Records that describe figures:
========================================

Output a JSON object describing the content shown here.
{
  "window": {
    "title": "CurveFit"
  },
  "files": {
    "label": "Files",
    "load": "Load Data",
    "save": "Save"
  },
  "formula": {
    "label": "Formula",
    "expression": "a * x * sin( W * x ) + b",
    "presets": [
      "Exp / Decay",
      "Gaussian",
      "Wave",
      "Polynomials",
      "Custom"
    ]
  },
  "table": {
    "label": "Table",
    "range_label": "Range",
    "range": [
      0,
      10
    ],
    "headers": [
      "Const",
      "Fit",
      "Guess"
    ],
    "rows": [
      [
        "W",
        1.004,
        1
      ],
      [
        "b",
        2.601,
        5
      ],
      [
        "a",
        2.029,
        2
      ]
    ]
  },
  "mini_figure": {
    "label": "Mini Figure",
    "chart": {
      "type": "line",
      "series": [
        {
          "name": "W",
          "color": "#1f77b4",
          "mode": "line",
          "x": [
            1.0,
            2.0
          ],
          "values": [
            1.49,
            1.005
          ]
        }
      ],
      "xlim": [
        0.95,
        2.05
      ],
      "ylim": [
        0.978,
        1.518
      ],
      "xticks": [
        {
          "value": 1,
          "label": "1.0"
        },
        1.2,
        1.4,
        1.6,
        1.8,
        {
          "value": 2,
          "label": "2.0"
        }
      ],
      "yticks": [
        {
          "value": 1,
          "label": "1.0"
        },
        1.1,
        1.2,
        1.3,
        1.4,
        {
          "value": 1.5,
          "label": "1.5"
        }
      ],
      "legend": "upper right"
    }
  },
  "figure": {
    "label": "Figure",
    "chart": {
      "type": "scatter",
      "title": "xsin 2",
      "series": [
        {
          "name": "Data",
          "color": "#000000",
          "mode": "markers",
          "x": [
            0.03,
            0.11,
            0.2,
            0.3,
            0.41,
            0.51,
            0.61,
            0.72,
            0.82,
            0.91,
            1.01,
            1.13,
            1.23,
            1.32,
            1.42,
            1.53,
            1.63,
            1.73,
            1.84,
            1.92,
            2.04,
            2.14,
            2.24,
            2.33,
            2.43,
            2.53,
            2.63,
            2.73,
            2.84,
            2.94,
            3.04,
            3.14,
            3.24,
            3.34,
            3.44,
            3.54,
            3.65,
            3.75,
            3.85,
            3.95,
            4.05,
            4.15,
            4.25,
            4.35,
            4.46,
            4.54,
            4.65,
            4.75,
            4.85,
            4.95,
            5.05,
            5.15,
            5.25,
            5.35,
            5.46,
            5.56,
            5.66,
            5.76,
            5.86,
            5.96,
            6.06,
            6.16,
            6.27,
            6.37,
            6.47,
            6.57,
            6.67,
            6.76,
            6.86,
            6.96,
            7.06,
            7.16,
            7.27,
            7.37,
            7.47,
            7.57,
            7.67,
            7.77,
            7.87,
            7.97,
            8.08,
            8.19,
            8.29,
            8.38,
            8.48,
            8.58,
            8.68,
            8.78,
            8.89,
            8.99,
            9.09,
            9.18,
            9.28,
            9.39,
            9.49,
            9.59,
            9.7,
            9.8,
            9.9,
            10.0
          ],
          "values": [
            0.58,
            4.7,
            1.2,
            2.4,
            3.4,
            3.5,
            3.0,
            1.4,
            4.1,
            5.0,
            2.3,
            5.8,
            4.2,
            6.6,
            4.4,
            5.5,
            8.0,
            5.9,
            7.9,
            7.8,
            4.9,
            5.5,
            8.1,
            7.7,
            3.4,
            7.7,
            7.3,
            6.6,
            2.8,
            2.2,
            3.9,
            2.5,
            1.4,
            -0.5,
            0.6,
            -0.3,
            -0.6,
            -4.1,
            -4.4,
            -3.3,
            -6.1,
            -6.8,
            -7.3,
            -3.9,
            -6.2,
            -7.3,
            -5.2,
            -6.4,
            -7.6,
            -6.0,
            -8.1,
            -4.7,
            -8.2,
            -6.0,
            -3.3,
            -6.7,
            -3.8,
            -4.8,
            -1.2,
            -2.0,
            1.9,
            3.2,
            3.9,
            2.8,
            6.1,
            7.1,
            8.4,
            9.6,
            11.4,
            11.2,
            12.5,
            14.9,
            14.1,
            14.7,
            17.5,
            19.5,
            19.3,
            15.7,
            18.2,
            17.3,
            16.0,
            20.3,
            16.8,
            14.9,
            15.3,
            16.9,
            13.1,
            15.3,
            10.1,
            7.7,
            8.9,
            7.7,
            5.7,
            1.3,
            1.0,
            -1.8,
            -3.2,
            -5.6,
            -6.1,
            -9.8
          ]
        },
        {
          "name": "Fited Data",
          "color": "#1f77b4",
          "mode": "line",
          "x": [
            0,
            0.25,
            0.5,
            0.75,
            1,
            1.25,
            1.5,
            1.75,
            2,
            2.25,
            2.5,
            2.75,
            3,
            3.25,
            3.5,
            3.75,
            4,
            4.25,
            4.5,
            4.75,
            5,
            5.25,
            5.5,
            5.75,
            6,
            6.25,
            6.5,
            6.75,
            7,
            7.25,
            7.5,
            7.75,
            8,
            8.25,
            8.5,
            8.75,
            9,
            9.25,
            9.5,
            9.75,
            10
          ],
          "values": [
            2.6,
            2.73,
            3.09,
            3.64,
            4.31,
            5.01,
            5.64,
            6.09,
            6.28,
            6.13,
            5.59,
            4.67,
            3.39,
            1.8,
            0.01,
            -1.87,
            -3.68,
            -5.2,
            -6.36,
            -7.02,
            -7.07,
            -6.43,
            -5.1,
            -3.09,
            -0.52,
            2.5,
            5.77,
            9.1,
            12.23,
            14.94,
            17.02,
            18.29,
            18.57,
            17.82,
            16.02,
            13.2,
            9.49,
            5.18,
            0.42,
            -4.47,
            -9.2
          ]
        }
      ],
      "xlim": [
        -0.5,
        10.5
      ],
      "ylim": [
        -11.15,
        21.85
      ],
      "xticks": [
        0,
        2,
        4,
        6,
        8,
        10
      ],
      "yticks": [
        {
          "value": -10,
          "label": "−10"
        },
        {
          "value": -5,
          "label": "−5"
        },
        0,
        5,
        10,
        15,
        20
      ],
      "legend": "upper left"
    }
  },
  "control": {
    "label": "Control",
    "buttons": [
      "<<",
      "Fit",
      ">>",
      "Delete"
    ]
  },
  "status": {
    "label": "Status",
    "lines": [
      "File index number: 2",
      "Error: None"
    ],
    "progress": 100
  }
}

========================================

- _To be done_
Copy the data above exactly. Every line must be included.

- _Task solution_
Output a JSON object describing the content shown here.
{
  "window": {
    "title": "CurveFit"
  },
  "files": {
    "label": "Files",
    "load": "Load Data",
    "save": "Save"
  },
  "formula": {
    "label": "Formula",
    "expression": "a * x * sin( W * x ) + b",
    "presets": [
      "Exp / Decay",
      "Gaussian",
      "Wave",
      "Polynomials",
      "Custom"
    ]
  },
  "table": {
    "label": "Table",
    "range_label": "Range",
    "range": [
      0,
      10
    ],
    "headers": [
      "Const",
      "Fit",
      "Guess"
    ],
    "rows": [
      [
        "W",
        1.004,
        1
      ],
      [
        "b",
        2.601,
        5
      ],
      [
        "a",
        2.029,
        2
      ]
    ]
  },
  "mini_figure": {
    "label": "Mini Figure",
    "chart": {
      "type": "line",
      "series": [
        {
          "name": "W",
          "color": "#1f77b4",
          "mode": "line",
          "x": [
            1.0,
            2.0
          ],
          "values": [
            1.49,
            1.005
          ]
        }
      ],
      "xlim": [
        0.95,
        2.05
      ],
      "ylim": [
        0.978,
        1.518
      ],
      "xticks": [
        {
          "value": 1,
          "label": "1.0"
        },
        1.2,
        1.4,
        1.6,
        1.8,
        {
          "value": 2,
          "label": "2.0"
        }
      ],
      "yticks": [
        {
          "value": 1,
          "label": "1.0"
        },
        1.1,
        1.2,
        1.3,
        1.4,
        {
          "value": 1.5,
          "label": "1.5"
        }
      ],
      "legend": "upper right"
    }
  },
  "figure": {
    "label": "Figure",
    "chart": {
      "type": "scatter",
      "title": "xsin 2",
      "series": [
        {
          "name": "Data",
          "color": "#000000",
          "mode": "markers",
          "x": [
            0.03,
            0.11,
            0.2,
            0.3,
            0.41,
            0.51,
            0.61,
            0.72,
            0.82,
            0.91,
            1.01,
            1.13,
            1.23,
            1.32,
            1.42,
            1.53,
            1.63,
            1.73,
            1.84,
            1.92,
            2.04,
            2.14,
            2.24,
            2.33,
            2.43,
            2.53,
            2.63,
            2.73,
            2.84,
            2.94,
            3.04,
            3.14,
            3.24,
            3.34,
            3.44,
            3.54,
            3.65,
            3.75,
            3.85,
            3.95,
            4.05,
            4.15,
            4.25,
            4.35,
            4.46,
            4.54,
            4.65,
            4.75,
            4.85,
            4.95,
            5.05,
            5.15,
            5.25,
            5.35,
            5.46,
            5.56,
            5.66,
            5.76,
            5.86,
            5.96,
            6.06,
            6.16,
            6.27,
            6.37,
            6.47,
            6.57,
            6.67,
            6.76,
            6.86,
            6.96,
            7.06,
            7.16,
            7.27,
            7.37,
            7.47,
            7.57,
            7.67,
            7.77,
            7.87,
            7.97,
            8.08,
            8.19,
            8.29,
            8.38,
            8.48,
            8.58,
            8.68,
            8.78,
            8.89,
            8.99,
            9.09,
            9.18,
            9.28,
            9.39,
            9.49,
            9.59,
            9.7,
            9.8,
            9.9,
            10.0
          ],
          "values": [
            0.58,
            4.7,
            1.2,
            2.4,
            3.4,
            3.5,
            3.0,
            1.4,
            4.1,
            5.0,
            2.3,
            5.8,
            4.2,
            6.6,
            4.4,
            5.5,
            8.0,
            5.9,
            7.9,
            7.8,
            4.9,
            5.5,
            8.1,
            7.7,
            3.4,
            7.7,
            7.3,
            6.6,
            2.8,
            2.2,
            3.9,
            2.5,
            1.4,
            -0.5,
            0.6,
            -0.3,
            -0.6,
            -4.1,
            -4.4,
            -3.3,
            -6.1,
            -6.8,
            -7.3,
            -3.9,
            -6.2,
            -7.3,
            -5.2,
            -6.4,
            -7.6,
            -6.0,
            -8.1,
            -4.7,
            -8.2,
            -6.0,
            -3.3,
            -6.7,
            -3.8,
            -4.8,
            -1.2,
            -2.0,
            1.9,
            3.2,
            3.9,
            2.8,
            6.1,
            7.1,
            8.4,
            9.6,
            11.4,
            11.2,
            12.5,
            14.9,
            14.1,
            14.7,
            17.5,
            19.5,
            19.3,
            15.7,
            18.2,
            17.3,
            16.0,
            20.3,
            16.8,
            14.9,
            15.3,
            16.9,
            13.1,
            15.3,
            10.1,
            7.7,
            8.9,
            7.7,
            5.7,
            1.3,
            1.0,
            -1.8,
            -3.2,
            -5.6,
            -6.1,
            -9.8
          ]
        },
        {
          "name": "Fited Data",
          "color": "#1f77b4",
          "mode": "line",
          "x": [
            0,
            0.25,
            0.5,
            0.75,
            1,
            1.25,
            1.5,
            1.75,
            2,
            2.25,
            2.5,
            2.75,
            3,
            3.25,
            3.5,
            3.75,
            4,
            4.25,
            4.5,
            4.75,
            5,
            5.25,
            5.5,
            5.75,
            6,
            6.25,
            6.5,
            6.75,
            7,
            7.25,
            7.5,
            7.75,
            8,
            8.25,
            8.5,
            8.75,
            9,
            9.25,
            9.5,
            9.75,
            10
          ],
          "values": [
            2.6,
            2.73,
            3.09,
            3.64,
            4.31,
            5.01,
            5.64,
            6.09,
            6.28,
            6.13,
            5.59,
            4.67,
            3.39,
            1.8,
            0.01,
            -1.87,
            -3.68,
            -5.2,
            -6.36,
            -7.02,
            -7.07,
            -6.43,
            -5.1,
            -3.09,
            -0.52,
            2.5,
            5.77,
            9.1,
            12.23,
            14.94,
            17.02,
            18.29,
            18.57,
            17.82,
            16.02,
            13.2,
            9.49,
            5.18,
            0.42,
            -4.47,
            -9.2
          ]
        }
      ],
      "xlim": [
        -0.5,
        10.5
      ],
      "ylim": [
        -11.15,
        21.85
      ],
      "xticks": [
        0,
        2,
        4,
        6,
        8,
        10
      ],
      "yticks": [
        {
          "value": -10,
          "label": "−10"
        },
        {
          "value": -5,
          "label": "−5"
        },
        0,
        5,
        10,
        15,
        20
      ],
      "legend": "upper left"
    }
  },
  "control": {
    "label": "Control",
    "buttons": [
      "<<",
      "Fit",
      ">>",
      "Delete"
    ]
  },
  "status": {
    "label": "Status",
    "lines": [
      "File index number: 2",
      "Error: None"
    ],
    "progress": 100
  }
}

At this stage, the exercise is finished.